**YOUR OBJECTIVE**
Please copy out all lines of the entries that contain the word "aller".

**GIVEN DATA**
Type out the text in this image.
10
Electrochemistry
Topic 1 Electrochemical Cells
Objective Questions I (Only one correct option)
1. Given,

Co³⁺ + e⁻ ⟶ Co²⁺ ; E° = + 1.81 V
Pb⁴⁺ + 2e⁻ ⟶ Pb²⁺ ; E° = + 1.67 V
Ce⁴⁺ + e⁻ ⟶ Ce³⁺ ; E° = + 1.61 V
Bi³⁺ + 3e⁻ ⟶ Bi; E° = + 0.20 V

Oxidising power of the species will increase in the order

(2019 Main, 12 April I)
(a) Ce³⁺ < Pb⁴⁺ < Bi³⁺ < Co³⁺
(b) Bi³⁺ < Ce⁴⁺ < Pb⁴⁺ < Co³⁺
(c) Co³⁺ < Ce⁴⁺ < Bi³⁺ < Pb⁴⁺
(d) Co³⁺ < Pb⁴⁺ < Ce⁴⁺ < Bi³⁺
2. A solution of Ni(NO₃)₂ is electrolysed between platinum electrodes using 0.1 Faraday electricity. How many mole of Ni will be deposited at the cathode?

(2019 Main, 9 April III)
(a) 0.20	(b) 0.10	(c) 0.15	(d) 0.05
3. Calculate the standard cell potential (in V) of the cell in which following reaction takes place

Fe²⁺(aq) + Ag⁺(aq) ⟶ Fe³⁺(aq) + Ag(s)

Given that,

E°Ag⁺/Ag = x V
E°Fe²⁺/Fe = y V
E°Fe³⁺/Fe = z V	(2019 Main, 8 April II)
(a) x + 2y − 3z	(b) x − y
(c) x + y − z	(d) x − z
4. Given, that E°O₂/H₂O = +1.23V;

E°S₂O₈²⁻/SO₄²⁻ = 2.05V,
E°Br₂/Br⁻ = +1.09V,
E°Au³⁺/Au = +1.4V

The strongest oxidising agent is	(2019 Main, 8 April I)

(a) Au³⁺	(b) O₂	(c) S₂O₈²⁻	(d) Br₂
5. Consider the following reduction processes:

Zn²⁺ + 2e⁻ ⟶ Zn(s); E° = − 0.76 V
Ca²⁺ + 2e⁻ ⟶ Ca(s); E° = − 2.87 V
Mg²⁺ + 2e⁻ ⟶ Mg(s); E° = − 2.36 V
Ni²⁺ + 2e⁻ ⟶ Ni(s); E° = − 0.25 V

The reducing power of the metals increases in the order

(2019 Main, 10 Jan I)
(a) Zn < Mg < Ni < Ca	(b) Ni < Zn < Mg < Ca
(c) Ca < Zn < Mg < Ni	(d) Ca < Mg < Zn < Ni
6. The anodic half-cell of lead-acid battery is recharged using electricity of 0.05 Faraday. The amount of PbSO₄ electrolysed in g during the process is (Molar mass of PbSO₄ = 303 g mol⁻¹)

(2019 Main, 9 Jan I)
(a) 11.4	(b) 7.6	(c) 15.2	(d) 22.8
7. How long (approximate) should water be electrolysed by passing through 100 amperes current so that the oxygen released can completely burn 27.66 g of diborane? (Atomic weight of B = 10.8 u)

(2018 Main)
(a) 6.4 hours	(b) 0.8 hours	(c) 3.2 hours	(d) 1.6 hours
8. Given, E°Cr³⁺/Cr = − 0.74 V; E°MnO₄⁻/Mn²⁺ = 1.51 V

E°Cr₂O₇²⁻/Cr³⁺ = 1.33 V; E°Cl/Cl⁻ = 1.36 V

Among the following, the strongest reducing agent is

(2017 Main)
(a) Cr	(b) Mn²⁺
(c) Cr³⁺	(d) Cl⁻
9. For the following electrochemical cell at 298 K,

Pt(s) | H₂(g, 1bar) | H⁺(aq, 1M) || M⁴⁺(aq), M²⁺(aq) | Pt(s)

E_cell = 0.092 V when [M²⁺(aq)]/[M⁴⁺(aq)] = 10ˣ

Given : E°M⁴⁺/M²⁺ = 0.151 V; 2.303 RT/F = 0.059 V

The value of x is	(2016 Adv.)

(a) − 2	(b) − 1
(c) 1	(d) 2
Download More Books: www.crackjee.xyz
...
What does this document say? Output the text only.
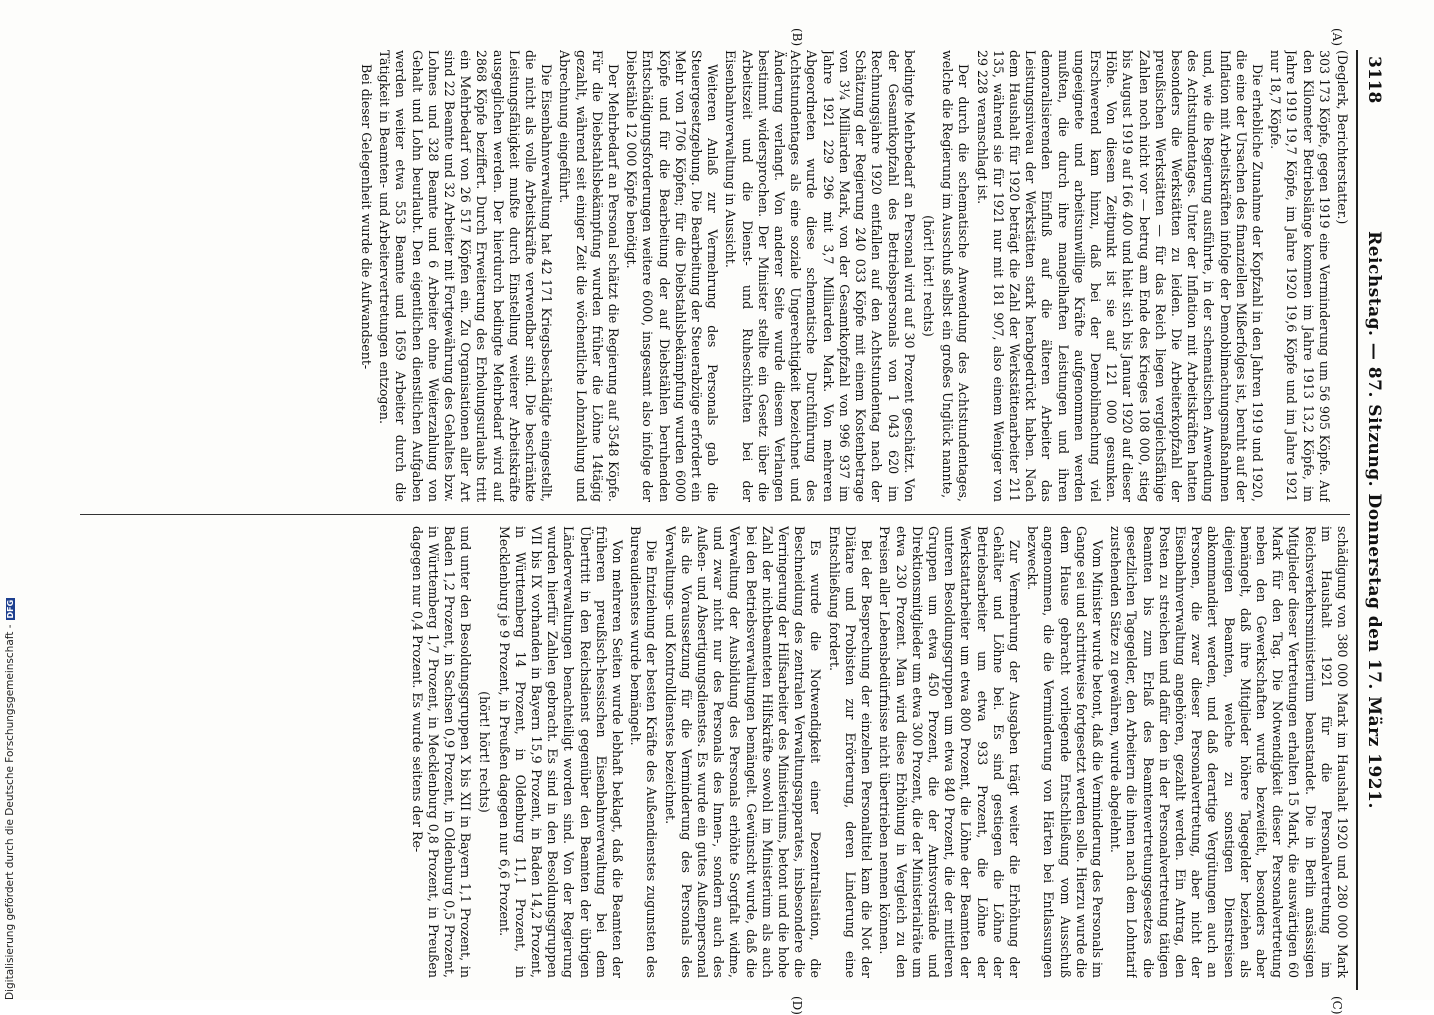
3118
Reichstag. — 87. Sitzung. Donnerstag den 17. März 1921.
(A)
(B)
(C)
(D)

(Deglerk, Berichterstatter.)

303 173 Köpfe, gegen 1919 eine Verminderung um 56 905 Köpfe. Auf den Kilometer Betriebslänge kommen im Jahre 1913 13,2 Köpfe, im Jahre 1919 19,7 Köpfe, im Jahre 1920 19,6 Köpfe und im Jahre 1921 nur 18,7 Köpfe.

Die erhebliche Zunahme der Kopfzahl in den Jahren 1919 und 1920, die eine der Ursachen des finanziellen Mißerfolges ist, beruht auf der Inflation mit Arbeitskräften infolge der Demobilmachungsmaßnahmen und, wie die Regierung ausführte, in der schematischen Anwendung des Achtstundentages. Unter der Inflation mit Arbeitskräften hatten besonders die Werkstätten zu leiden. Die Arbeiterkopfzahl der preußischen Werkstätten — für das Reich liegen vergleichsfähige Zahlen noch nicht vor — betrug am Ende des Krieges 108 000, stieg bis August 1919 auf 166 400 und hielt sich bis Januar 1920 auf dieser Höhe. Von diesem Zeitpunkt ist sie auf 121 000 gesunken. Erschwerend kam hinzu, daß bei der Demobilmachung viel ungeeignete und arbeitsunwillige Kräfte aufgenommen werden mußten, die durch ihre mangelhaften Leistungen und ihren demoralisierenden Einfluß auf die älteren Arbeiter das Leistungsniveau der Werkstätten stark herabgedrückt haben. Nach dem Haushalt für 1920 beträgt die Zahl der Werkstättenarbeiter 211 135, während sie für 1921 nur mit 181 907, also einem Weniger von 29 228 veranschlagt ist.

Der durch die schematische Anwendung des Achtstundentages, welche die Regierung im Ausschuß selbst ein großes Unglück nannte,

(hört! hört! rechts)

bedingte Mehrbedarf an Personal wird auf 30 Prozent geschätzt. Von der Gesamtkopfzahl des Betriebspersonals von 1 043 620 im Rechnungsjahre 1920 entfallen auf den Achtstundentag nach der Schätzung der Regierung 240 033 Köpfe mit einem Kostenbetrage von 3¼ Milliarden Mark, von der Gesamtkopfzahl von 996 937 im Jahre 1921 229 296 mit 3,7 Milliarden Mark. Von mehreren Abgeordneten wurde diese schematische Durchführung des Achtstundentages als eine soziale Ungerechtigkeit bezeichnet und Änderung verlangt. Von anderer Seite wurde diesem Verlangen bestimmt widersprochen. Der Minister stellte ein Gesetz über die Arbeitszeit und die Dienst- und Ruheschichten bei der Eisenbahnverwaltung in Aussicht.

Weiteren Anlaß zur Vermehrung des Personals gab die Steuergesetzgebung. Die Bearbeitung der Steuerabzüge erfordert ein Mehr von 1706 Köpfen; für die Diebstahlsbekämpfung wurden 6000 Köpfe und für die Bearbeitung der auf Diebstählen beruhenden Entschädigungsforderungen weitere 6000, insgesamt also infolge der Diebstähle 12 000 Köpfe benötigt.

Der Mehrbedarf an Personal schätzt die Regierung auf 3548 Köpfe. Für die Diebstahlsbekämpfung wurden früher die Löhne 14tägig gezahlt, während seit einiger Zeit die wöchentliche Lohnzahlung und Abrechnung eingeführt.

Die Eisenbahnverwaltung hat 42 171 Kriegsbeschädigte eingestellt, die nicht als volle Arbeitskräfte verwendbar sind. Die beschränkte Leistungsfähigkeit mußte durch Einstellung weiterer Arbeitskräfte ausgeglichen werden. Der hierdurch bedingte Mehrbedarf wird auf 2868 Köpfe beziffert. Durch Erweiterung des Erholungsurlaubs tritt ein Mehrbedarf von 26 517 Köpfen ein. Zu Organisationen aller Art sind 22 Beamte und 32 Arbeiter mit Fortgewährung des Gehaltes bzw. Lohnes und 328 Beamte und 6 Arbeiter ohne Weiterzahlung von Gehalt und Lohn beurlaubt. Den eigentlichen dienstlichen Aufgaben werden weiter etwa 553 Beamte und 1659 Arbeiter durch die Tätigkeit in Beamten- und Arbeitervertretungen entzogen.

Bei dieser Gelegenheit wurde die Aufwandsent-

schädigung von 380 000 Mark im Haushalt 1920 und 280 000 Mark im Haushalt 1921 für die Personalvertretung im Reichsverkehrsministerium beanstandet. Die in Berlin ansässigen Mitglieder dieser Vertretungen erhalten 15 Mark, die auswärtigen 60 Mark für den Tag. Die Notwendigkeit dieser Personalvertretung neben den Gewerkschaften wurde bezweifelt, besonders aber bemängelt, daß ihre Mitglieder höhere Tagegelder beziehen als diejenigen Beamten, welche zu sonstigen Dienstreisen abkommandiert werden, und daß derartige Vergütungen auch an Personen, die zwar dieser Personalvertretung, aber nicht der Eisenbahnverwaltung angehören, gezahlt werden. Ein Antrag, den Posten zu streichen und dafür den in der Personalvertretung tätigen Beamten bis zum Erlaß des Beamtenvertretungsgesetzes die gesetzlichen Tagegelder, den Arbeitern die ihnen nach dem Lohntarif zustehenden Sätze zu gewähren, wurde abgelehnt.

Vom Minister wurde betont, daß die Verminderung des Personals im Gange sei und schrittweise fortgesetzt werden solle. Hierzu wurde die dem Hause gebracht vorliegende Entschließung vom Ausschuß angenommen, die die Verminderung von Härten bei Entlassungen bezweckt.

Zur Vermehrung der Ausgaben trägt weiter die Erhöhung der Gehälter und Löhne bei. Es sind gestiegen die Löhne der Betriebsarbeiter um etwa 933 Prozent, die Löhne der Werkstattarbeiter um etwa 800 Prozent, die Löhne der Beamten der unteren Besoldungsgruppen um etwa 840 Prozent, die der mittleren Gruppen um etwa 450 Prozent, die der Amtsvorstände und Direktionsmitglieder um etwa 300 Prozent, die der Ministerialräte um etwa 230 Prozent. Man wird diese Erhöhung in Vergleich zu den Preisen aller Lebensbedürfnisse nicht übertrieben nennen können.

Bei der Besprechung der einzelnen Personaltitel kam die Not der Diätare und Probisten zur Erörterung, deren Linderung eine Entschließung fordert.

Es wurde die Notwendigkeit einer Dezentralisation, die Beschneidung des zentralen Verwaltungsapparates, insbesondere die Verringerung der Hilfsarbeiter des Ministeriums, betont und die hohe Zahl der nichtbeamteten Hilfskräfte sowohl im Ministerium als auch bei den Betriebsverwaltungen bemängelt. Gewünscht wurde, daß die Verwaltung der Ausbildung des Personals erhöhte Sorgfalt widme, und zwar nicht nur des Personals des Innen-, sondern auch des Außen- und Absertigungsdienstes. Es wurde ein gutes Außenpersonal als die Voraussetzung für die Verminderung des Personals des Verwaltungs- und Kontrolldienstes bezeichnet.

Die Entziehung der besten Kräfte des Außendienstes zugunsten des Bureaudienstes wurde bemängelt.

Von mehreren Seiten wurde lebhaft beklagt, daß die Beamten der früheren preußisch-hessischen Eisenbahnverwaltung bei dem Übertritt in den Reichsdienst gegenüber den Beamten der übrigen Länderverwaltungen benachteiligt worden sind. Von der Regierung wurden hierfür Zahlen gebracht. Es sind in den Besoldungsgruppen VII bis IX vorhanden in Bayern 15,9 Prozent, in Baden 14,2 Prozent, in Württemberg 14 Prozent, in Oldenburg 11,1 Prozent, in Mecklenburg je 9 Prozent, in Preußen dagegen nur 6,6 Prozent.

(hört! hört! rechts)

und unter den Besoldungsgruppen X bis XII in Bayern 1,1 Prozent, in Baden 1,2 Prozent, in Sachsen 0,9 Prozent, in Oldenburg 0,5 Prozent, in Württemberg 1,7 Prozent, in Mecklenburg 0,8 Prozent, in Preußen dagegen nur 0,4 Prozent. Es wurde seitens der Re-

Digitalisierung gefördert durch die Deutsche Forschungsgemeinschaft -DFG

**EXERCISE RESULT**
Die Eisenbahnverwaltung hat 42 171 Kriegsbeschädigte eingestellt, die nicht als volle Arbeitskräfte verwendbar sind. Die beschränkte Leistungsfähigkeit mußte durch Einstellung weiterer Arbeitskräfte ausgeglichen werden. Der hierdurch bedingte Mehrbedarf wird auf 2868 Köpfe beziffert. Durch Erweiterung des Erholungsurlaubs tritt ein Mehrbedarf von 26 517 Köpfen ein. Zu Organisationen aller Art sind 22 Beamte und 32 Arbeiter mit Fortgewährung des Gehaltes bzw. Lohnes und 328 Beamte und 6 Arbeiter ohne Weiterzahlung von Gehalt und Lohn beurlaubt. Den eigentlichen dienstlichen Aufgaben werden weiter etwa 553 Beamte und 1659 Arbeiter durch die Tätigkeit in Beamten- und Arbeitervertretungen entzogen.
Zur Vermehrung der Ausgaben trägt weiter die Erhöhung der Gehälter und Löhne bei. Es sind gestiegen die Löhne der Betriebsarbeiter um etwa 933 Prozent, die Löhne der Werkstattarbeiter um etwa 800 Prozent, die Löhne der Beamten der unteren Besoldungsgruppen um etwa 840 Prozent, die der mittleren Gruppen um etwa 450 Prozent, die der Amtsvorstände und Direktionsmitglieder um etwa 300 Prozent, die der Ministerialräte um etwa 230 Prozent. Man wird diese Erhöhung in Vergleich zu den Preisen aller Lebensbedürfnisse nicht übertrieben nennen können.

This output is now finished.